- [AIM OF THE EXERCISE]: Retype the material word for word.

- [DATASET]:
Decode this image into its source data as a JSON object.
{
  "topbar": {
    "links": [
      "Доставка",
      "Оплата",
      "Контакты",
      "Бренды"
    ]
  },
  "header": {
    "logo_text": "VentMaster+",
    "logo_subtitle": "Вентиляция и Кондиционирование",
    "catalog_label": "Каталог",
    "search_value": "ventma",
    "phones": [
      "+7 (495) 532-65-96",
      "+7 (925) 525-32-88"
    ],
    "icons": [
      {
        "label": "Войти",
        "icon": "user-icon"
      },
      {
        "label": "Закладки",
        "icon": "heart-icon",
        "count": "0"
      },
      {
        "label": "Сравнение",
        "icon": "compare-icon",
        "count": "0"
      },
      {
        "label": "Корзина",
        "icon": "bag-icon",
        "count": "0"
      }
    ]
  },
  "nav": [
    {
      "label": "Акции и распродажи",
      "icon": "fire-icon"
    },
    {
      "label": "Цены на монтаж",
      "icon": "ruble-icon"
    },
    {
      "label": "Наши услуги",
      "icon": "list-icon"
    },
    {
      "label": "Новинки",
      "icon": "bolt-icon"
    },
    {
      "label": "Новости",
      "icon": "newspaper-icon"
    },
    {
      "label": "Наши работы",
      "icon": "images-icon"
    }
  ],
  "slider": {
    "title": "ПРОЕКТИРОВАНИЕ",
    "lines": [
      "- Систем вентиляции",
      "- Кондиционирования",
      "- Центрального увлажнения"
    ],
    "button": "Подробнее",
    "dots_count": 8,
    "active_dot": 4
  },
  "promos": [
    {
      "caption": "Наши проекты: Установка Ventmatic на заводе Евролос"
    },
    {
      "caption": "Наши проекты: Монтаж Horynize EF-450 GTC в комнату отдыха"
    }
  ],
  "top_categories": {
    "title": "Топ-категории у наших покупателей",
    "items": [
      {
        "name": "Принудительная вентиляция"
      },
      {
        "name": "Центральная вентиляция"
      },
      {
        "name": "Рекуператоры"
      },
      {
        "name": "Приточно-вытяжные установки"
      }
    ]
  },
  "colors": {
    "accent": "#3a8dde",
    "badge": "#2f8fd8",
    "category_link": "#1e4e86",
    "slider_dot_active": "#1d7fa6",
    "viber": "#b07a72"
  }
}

- [SOLUTION TO THIS EXERCISE]:
Decode this image into its source data as a JSON object.
{
  "topbar": {
    "links": [
      "Доставка",
      "Оплата",
      "Контакты",
      "Бренды"
    ]
  },
  "header": {
    "logo_text": "VentMaster+",
    "logo_subtitle": "Вентиляция и Кондиционирование",
    "catalog_label": "Каталог",
    "search_value": "ventma",
    "phones": [
      "+7 (495) 532-65-96",
      "+7 (925) 525-32-88"
    ],
    "icons": [
      {
        "label": "Войти",
        "icon": "user-icon"
      },
      {
        "label": "Закладки",
        "icon": "heart-icon",
        "count": "0"
      },
      {
        "label": "Сравнение",
        "icon": "compare-icon",
        "count": "0"
      },
      {
        "label": "Корзина",
        "icon": "bag-icon",
        "count": "0"
      }
    ]
  },
  "nav": [
    {
      "label": "Акции и распродажи",
      "icon": "fire-icon"
    },
    {
      "label": "Цены на монтаж",
      "icon": "ruble-icon"
    },
    {
      "label": "Наши услуги",
      "icon": "list-icon"
    },
    {
      "label": "Новинки",
      "icon": "bolt-icon"
    },
    {
      "label": "Новости",
      "icon": "newspaper-icon"
    },
    {
      "label": "Наши работы",
      "icon": "images-icon"
    }
  ],
  "slider": {
    "title": "ПРОЕКТИРОВАНИЕ",
    "lines": [
      "- Систем вентиляции",
      "- Кондиционирования",
      "- Центрального увлажнения"
    ],
    "button": "Подробнее",
    "dots_count": 8,
    "active_dot": 4
  },
  "promos": [
    {
      "caption": "Наши проекты: Установка Ventmatic на заводе Евролос"
    },
    {
      "caption": "Наши проекты: Монтаж Horynize EF-450 GTC в комнату отдыха"
    }
  ],
  "top_categories": {
    "title": "Топ-категории у наших покупателей",
    "items": [
      {
        "name": "Принудительная вентиляция"
      },
      {
        "name": "Центральная вентиляция"
      },
      {
        "name": "Рекуператоры"
      },
      {
        "name": "Приточно-вытяжные установки"
      }
    ]
  },
  "colors": {
    "accent": "#3a8dde",
    "badge": "#2f8fd8",
    "category_link": "#1e4e86",
    "slider_dot_active": "#1d7fa6",
    "viber": "#b07a72"
  }
}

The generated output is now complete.